Short problem:
Could you reproduce the listing below word for word, starting at the line that contains "svg-text:19-24: 19-24 <box>74" and continuing through the line that contains "svg-text:0,30: 0,30 <box>13 102 74 141</box>", with both of those lines included?
::: Entries supplied
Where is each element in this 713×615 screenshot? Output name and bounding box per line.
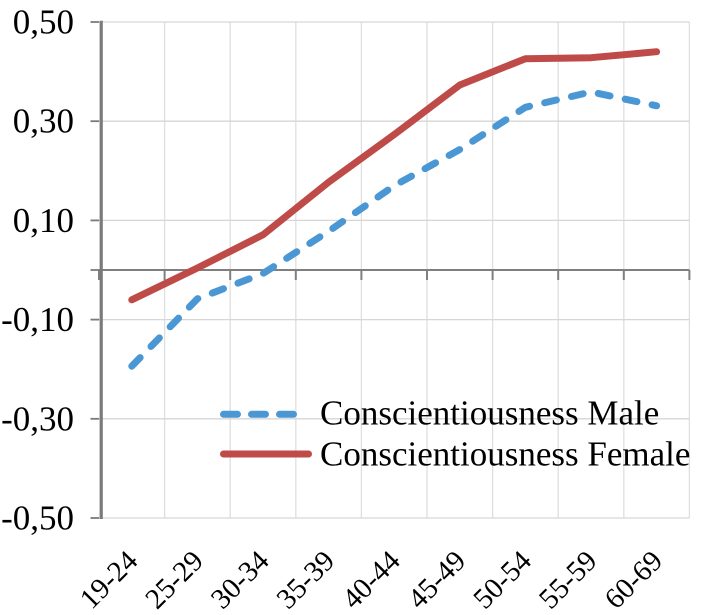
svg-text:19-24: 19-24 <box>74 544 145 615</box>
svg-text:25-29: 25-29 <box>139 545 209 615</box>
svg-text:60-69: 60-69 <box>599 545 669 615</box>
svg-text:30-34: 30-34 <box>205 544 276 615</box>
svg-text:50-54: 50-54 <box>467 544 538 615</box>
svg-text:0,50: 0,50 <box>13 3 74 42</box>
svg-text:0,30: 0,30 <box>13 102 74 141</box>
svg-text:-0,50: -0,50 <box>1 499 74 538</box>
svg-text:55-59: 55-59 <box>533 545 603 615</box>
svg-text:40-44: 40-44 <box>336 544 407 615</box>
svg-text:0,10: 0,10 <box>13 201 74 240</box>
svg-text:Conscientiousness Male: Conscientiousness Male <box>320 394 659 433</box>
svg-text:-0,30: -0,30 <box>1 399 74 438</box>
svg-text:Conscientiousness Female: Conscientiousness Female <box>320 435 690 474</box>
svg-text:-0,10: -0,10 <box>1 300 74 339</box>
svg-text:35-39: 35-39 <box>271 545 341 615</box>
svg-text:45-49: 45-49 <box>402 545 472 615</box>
::::::
::: Entries supplied
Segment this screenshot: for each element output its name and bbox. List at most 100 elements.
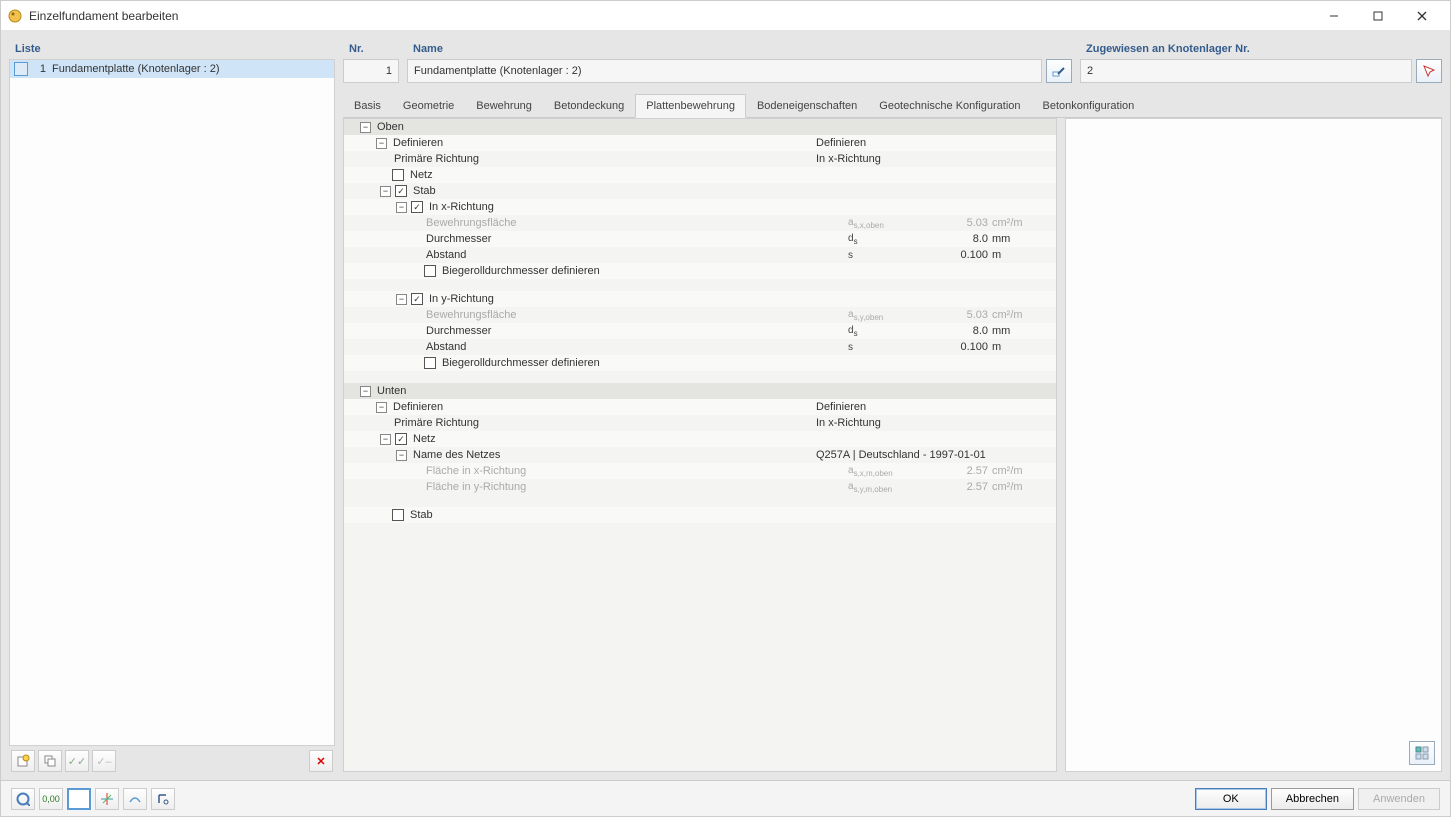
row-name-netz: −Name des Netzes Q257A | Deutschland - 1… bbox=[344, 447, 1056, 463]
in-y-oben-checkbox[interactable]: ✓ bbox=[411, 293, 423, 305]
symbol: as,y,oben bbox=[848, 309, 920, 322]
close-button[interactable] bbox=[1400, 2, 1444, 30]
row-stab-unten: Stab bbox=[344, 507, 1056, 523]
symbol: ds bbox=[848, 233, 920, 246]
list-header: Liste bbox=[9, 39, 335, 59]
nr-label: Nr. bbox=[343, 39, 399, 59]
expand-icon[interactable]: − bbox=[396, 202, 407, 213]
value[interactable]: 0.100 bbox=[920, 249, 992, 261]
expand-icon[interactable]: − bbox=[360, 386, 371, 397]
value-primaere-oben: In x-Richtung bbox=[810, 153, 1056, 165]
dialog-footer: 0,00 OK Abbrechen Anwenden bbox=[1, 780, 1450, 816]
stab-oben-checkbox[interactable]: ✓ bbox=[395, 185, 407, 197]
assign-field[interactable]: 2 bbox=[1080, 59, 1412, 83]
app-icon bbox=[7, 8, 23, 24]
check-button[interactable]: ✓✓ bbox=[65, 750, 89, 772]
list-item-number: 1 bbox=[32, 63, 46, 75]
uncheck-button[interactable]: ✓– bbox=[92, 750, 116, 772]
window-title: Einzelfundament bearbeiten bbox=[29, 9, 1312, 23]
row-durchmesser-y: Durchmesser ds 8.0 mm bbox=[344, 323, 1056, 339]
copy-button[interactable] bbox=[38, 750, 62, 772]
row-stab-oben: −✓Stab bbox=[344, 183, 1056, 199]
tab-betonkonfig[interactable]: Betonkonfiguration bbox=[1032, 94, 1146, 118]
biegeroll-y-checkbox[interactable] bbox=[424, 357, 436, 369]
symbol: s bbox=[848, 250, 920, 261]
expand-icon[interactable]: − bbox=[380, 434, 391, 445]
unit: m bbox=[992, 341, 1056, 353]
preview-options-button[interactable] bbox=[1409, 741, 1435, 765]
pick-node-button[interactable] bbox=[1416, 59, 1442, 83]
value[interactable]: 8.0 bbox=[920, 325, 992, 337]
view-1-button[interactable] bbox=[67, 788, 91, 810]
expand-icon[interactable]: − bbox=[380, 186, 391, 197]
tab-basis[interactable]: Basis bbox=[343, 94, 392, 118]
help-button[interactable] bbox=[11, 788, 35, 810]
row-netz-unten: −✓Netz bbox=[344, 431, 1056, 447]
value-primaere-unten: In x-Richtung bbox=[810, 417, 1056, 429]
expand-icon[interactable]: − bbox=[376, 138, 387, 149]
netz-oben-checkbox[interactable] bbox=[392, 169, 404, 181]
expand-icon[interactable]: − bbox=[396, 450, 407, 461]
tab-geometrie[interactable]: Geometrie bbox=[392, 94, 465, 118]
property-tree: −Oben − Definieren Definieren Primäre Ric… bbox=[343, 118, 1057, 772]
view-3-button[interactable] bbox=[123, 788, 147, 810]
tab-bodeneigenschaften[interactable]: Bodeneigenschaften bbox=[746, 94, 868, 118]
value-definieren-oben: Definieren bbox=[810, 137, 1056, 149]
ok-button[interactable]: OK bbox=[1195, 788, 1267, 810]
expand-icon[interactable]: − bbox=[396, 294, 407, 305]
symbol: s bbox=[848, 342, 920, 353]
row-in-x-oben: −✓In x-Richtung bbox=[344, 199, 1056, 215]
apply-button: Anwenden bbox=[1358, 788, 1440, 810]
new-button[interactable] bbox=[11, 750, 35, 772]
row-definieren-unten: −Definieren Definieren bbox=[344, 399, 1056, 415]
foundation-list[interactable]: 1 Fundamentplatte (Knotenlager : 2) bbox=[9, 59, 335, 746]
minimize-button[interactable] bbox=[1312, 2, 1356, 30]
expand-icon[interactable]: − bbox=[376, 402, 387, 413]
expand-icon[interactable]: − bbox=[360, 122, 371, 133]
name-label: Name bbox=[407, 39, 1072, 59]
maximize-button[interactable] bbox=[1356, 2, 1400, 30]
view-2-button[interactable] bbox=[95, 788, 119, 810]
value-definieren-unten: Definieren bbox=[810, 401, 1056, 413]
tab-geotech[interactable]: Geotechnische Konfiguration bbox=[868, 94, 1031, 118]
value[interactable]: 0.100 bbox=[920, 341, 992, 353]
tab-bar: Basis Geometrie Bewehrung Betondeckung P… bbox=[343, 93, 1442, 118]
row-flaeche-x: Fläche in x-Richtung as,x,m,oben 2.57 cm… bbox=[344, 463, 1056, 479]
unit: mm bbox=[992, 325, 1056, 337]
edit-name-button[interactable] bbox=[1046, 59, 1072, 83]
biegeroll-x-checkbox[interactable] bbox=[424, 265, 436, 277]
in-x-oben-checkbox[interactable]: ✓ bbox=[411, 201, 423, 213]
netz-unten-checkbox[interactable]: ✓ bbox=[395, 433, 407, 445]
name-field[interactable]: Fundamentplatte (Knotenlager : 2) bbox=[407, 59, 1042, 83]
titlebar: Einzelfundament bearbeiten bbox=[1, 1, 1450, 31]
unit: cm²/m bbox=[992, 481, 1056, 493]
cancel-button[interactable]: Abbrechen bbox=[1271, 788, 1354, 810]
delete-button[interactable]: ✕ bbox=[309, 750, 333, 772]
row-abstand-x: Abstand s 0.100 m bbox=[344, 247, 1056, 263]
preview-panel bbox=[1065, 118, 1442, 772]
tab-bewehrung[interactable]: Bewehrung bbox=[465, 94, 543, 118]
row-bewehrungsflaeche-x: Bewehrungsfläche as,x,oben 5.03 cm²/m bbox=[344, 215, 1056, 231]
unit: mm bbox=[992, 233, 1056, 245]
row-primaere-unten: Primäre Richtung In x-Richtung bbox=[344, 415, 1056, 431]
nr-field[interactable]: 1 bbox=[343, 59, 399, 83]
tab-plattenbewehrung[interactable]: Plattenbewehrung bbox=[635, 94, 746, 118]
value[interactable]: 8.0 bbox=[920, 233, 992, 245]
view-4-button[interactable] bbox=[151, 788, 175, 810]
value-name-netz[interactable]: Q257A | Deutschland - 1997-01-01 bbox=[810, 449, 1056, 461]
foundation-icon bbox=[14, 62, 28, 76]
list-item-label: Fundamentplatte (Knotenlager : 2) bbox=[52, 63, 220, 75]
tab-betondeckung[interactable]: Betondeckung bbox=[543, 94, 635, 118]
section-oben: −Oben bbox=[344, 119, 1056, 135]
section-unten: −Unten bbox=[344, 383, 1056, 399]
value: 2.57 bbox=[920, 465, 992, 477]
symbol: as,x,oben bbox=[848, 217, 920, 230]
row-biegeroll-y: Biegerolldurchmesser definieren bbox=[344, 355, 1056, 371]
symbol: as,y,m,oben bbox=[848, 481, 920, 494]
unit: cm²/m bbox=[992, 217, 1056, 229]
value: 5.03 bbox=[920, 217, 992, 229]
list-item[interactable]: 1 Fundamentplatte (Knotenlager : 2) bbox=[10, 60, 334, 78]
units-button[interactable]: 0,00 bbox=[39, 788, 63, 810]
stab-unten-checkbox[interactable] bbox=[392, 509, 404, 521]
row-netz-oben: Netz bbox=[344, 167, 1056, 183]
::::::
Reply:
svg-text:19-24: 19-24 <box>74 544 145 615</box>
svg-text:25-29: 25-29 <box>139 545 209 615</box>
svg-text:60-69: 60-69 <box>599 545 669 615</box>
svg-text:30-34: 30-34 <box>205 544 276 615</box>
svg-text:50-54: 50-54 <box>467 544 538 615</box>
svg-text:0,50: 0,50 <box>13 3 74 42</box>
svg-text:0,30: 0,30 <box>13 102 74 141</box>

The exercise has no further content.